» **Objective**: Search the material below for the word "houses". Copy every line that has it.

Start Data supplied

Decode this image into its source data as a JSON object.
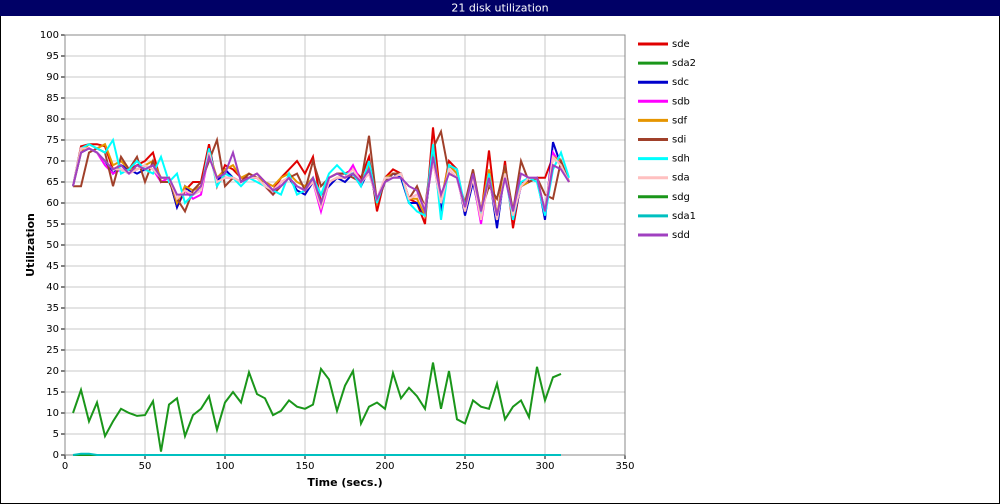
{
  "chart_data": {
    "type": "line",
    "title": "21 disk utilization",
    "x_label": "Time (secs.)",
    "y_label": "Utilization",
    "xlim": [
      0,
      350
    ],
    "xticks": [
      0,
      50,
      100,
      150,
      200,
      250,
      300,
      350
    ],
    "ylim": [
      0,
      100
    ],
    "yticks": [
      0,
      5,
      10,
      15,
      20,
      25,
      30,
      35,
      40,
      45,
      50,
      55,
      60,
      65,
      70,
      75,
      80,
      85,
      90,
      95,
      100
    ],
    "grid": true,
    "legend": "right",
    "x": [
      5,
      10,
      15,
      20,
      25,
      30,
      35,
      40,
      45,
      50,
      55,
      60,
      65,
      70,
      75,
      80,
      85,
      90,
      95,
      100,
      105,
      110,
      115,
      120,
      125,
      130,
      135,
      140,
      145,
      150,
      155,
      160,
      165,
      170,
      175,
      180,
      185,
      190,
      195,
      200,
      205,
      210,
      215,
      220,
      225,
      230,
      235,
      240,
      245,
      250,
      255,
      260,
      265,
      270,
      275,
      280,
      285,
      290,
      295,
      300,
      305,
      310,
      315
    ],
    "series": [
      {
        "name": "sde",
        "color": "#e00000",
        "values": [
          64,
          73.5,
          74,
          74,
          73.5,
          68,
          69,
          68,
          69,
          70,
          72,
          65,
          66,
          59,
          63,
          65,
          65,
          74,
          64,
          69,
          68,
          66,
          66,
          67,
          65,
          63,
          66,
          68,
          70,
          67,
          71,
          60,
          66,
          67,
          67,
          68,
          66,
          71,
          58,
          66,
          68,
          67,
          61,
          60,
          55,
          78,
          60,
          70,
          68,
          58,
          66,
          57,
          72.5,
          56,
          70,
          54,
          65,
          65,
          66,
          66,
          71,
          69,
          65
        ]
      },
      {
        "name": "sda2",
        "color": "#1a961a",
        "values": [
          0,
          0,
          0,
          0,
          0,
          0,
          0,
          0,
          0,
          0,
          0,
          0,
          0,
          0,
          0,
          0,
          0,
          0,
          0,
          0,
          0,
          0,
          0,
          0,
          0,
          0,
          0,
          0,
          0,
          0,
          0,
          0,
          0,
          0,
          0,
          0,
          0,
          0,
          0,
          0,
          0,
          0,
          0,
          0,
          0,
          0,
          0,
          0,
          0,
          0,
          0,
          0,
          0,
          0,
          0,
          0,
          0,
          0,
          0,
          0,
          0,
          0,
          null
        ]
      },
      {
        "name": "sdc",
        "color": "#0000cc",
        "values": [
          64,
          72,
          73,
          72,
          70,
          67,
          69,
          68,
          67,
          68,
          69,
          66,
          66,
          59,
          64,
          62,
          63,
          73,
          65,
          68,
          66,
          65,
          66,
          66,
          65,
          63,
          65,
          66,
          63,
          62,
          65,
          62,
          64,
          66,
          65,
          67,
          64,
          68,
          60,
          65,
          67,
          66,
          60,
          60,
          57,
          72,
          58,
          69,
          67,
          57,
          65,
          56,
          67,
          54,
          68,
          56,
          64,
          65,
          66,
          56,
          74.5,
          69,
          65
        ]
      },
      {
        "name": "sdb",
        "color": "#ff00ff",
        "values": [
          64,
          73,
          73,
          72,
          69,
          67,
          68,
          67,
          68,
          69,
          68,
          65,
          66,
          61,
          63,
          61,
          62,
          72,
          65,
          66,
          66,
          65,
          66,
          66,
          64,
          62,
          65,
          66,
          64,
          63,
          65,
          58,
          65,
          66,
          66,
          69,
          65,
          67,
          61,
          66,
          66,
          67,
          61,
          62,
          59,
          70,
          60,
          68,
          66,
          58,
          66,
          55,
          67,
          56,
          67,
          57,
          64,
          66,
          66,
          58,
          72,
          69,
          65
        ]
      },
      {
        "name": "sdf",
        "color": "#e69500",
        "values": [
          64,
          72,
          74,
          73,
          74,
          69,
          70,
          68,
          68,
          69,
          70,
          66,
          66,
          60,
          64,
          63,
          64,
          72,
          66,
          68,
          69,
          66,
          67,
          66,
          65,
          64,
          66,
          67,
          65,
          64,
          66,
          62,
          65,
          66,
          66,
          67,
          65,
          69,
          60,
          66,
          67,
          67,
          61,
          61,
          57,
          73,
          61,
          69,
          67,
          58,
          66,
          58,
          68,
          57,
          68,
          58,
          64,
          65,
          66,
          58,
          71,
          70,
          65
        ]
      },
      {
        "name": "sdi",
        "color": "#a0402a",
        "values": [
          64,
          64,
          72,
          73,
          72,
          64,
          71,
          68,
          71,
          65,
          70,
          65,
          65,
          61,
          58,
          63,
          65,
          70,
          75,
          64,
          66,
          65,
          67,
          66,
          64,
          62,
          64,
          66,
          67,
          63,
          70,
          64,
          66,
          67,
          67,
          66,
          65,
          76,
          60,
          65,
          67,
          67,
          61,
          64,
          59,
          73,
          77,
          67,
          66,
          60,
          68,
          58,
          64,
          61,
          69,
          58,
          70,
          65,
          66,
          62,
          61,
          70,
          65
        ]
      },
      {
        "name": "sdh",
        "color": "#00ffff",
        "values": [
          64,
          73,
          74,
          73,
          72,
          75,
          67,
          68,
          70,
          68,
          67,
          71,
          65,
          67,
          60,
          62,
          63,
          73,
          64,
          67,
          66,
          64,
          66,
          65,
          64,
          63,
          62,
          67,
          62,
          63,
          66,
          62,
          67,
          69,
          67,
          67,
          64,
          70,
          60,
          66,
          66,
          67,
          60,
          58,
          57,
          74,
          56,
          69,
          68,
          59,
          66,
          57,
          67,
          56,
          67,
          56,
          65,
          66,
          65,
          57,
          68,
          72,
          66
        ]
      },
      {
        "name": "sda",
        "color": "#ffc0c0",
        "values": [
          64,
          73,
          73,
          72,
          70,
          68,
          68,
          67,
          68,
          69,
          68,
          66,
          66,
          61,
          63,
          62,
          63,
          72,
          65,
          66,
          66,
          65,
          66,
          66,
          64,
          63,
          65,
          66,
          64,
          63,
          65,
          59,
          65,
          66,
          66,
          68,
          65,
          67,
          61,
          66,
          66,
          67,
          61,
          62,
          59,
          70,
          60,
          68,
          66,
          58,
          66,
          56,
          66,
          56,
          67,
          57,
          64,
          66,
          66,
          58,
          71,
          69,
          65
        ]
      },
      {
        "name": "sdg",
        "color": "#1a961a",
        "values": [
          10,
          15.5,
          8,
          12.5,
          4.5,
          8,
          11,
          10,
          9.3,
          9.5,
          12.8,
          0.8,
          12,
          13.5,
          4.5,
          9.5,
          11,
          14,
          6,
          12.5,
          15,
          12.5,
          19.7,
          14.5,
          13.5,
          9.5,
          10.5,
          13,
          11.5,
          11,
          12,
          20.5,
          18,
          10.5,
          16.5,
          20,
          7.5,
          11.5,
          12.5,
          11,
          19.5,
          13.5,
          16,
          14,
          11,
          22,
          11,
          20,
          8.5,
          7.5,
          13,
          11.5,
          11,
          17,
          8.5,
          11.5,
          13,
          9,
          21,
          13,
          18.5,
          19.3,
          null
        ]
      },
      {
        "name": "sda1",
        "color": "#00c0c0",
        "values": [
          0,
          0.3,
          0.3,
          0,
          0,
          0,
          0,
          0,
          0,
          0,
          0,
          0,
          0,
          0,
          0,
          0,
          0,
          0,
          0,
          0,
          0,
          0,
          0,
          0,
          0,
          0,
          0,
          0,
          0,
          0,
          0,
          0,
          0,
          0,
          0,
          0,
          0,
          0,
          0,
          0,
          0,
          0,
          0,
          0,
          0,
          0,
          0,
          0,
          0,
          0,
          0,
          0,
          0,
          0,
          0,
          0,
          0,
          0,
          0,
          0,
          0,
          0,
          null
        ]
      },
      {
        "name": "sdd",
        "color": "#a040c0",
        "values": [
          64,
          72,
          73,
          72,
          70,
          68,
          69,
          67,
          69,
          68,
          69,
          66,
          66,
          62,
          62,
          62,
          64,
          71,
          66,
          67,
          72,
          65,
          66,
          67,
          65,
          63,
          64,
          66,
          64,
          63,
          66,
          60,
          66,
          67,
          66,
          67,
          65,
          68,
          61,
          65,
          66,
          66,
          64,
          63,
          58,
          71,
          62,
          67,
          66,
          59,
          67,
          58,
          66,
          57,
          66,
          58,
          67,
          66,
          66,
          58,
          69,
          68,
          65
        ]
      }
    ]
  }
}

End Data supplied
Start Data supplied

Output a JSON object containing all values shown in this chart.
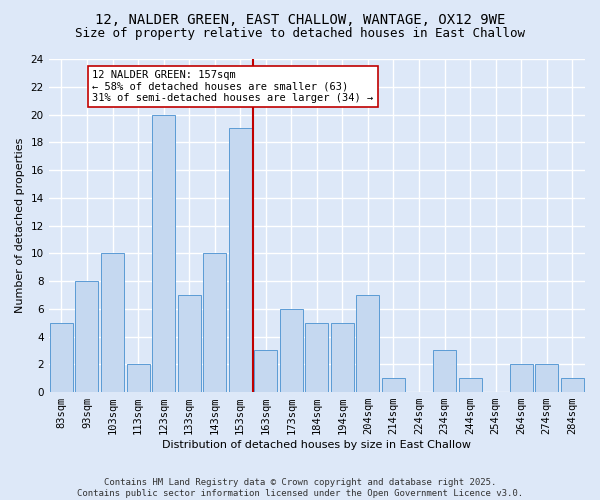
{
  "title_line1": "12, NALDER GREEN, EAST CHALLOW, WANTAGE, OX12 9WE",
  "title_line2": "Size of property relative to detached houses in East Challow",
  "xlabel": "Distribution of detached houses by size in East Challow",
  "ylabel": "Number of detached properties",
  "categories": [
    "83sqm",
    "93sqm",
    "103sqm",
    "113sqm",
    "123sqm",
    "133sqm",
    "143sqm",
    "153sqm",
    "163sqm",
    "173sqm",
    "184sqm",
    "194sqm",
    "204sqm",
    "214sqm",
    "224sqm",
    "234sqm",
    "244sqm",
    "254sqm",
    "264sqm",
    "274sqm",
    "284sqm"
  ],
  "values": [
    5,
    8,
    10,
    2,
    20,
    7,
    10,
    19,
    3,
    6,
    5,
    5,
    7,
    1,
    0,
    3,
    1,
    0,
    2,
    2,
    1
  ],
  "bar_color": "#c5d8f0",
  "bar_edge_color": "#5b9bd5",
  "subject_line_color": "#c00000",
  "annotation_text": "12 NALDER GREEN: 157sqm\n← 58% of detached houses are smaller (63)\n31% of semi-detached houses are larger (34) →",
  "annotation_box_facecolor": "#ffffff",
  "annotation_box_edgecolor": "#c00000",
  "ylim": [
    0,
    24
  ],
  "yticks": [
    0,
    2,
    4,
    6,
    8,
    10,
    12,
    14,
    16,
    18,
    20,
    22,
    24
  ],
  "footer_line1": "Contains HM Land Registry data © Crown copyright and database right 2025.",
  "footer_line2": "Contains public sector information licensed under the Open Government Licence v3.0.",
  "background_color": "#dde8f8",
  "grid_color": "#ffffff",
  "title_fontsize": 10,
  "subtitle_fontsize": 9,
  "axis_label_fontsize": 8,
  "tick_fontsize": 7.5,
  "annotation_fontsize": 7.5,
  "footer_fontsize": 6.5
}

End Data supplied

» **Correct output**:
  "title_line2": "Size of property relative to detached houses in East Challow",
  "xlabel": "Distribution of detached houses by size in East Challow",
  "annotation_text": "12 NALDER GREEN: 157sqm\n← 58% of detached houses are smaller (63)\n31% of semi-detached houses are larger (34) →",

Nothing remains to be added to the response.